_Description of the task_: Please copy all the lines that follow, word for word.

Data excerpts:
○ ○ ○

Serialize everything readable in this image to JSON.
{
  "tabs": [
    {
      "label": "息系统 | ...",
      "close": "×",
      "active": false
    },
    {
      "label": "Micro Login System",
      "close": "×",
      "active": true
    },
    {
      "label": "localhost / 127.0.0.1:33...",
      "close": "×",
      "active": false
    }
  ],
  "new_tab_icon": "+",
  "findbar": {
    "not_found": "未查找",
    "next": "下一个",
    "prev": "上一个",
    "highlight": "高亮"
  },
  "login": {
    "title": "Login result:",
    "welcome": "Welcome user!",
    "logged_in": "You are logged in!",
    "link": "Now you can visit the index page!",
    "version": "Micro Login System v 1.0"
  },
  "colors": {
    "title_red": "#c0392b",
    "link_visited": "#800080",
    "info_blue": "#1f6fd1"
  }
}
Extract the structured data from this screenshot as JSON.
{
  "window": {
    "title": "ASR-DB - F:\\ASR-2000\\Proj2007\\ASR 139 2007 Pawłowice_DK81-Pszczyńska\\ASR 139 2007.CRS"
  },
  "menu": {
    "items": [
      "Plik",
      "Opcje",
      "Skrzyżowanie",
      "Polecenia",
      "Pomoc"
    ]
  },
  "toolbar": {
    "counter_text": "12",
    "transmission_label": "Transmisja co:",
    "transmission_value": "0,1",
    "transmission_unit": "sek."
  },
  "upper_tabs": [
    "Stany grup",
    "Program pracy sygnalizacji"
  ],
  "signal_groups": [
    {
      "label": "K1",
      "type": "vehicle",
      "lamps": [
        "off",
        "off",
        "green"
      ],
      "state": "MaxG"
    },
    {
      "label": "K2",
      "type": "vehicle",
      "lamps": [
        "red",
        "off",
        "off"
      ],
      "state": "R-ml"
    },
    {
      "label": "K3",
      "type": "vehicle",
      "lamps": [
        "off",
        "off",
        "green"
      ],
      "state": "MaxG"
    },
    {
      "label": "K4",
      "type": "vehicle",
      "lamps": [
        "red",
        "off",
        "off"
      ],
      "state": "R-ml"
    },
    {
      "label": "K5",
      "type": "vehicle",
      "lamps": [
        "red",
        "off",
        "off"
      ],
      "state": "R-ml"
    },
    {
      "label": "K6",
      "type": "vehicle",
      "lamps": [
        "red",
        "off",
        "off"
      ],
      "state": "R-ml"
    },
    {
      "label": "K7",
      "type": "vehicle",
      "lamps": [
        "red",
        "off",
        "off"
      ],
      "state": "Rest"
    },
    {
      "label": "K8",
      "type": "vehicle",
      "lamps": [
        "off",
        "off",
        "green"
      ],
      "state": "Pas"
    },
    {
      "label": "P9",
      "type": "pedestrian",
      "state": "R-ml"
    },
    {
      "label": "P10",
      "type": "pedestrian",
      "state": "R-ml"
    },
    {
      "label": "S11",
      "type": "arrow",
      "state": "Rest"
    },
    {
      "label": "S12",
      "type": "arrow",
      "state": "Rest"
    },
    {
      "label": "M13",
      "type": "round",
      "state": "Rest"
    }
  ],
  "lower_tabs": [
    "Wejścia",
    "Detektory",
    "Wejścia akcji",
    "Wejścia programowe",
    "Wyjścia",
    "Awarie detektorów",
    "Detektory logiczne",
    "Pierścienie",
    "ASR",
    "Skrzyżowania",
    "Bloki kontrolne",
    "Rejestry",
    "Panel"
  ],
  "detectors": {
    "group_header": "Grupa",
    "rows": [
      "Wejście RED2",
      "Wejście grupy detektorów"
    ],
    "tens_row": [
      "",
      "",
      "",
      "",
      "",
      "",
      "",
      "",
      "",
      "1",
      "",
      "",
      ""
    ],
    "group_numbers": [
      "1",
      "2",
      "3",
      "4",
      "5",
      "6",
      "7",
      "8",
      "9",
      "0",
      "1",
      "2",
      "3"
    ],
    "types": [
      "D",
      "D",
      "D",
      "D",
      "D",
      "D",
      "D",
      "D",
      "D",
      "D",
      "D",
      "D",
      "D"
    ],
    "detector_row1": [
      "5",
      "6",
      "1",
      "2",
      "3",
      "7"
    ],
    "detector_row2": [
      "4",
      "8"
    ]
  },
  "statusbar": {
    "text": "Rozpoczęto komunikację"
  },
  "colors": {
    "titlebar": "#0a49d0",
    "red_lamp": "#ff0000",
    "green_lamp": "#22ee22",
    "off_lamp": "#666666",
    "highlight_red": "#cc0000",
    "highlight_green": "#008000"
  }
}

○ ○ ○

_Finished answer_:
Serialize everything readable in this image to JSON.
{
  "tabs": [
    {
      "label": "息系统 | ...",
      "close": "×",
      "active": false
    },
    {
      "label": "Micro Login System",
      "close": "×",
      "active": true
    },
    {
      "label": "localhost / 127.0.0.1:33...",
      "close": "×",
      "active": false
    }
  ],
  "new_tab_icon": "+",
  "findbar": {
    "not_found": "未查找",
    "next": "下一个",
    "prev": "上一个",
    "highlight": "高亮"
  },
  "login": {
    "title": "Login result:",
    "welcome": "Welcome user!",
    "logged_in": "You are logged in!",
    "link": "Now you can visit the index page!",
    "version": "Micro Login System v 1.0"
  },
  "colors": {
    "title_red": "#c0392b",
    "link_visited": "#800080",
    "info_blue": "#1f6fd1"
  }
}
Extract the structured data from this screenshot as JSON.
{
  "window": {
    "title": "ASR-DB - F:\\ASR-2000\\Proj2007\\ASR 139 2007 Pawłowice_DK81-Pszczyńska\\ASR 139 2007.CRS"
  },
  "menu": {
    "items": [
      "Plik",
      "Opcje",
      "Skrzyżowanie",
      "Polecenia",
      "Pomoc"
    ]
  },
  "toolbar": {
    "counter_text": "12",
    "transmission_label": "Transmisja co:",
    "transmission_value": "0,1",
    "transmission_unit": "sek."
  },
  "upper_tabs": [
    "Stany grup",
    "Program pracy sygnalizacji"
  ],
  "signal_groups": [
    {
      "label": "K1",
      "type": "vehicle",
      "lamps": [
        "off",
        "off",
        "green"
      ],
      "state": "MaxG"
    },
    {
      "label": "K2",
      "type": "vehicle",
      "lamps": [
        "red",
        "off",
        "off"
      ],
      "state": "R-ml"
    },
    {
      "label": "K3",
      "type": "vehicle",
      "lamps": [
        "off",
        "off",
        "green"
      ],
      "state": "MaxG"
    },
    {
      "label": "K4",
      "type": "vehicle",
      "lamps": [
        "red",
        "off",
        "off"
      ],
      "state": "R-ml"
    },
    {
      "label": "K5",
      "type": "vehicle",
      "lamps": [
        "red",
        "off",
        "off"
      ],
      "state": "R-ml"
    },
    {
      "label": "K6",
      "type": "vehicle",
      "lamps": [
        "red",
        "off",
        "off"
      ],
      "state": "R-ml"
    },
    {
      "label": "K7",
      "type": "vehicle",
      "lamps": [
        "red",
        "off",
        "off"
      ],
      "state": "Rest"
    },
    {
      "label": "K8",
      "type": "vehicle",
      "lamps": [
        "off",
        "off",
        "green"
      ],
      "state": "Pas"
    },
    {
      "label": "P9",
      "type": "pedestrian",
      "state": "R-ml"
    },
    {
      "label": "P10",
      "type": "pedestrian",
      "state": "R-ml"
    },
    {
      "label": "S11",
      "type": "arrow",
      "state": "Rest"
    },
    {
      "label": "S12",
      "type": "arrow",
      "state": "Rest"
    },
    {
      "label": "M13",
      "type": "round",
      "state": "Rest"
    }
  ],
  "lower_tabs": [
    "Wejścia",
    "Detektory",
    "Wejścia akcji",
    "Wejścia programowe",
    "Wyjścia",
    "Awarie detektorów",
    "Detektory logiczne",
    "Pierścienie",
    "ASR",
    "Skrzyżowania",
    "Bloki kontrolne",
    "Rejestry",
    "Panel"
  ],
  "detectors": {
    "group_header": "Grupa",
    "rows": [
      "Wejście RED2",
      "Wejście grupy detektorów"
    ],
    "tens_row": [
      "",
      "",
      "",
      "",
      "",
      "",
      "",
      "",
      "",
      "1",
      "",
      "",
      ""
    ],
    "group_numbers": [
      "1",
      "2",
      "3",
      "4",
      "5",
      "6",
      "7",
      "8",
      "9",
      "0",
      "1",
      "2",
      "3"
    ],
    "types": [
      "D",
      "D",
      "D",
      "D",
      "D",
      "D",
      "D",
      "D",
      "D",
      "D",
      "D",
      "D",
      "D"
    ],
    "detector_row1": [
      "5",
      "6",
      "1",
      "2",
      "3",
      "7"
    ],
    "detector_row2": [
      "4",
      "8"
    ]
  },
  "statusbar": {
    "text": "Rozpoczęto komunikację"
  },
  "colors": {
    "titlebar": "#0a49d0",
    "red_lamp": "#ff0000",
    "green_lamp": "#22ee22",
    "off_lamp": "#666666",
    "highlight_red": "#cc0000",
    "highlight_green": "#008000"
  }
}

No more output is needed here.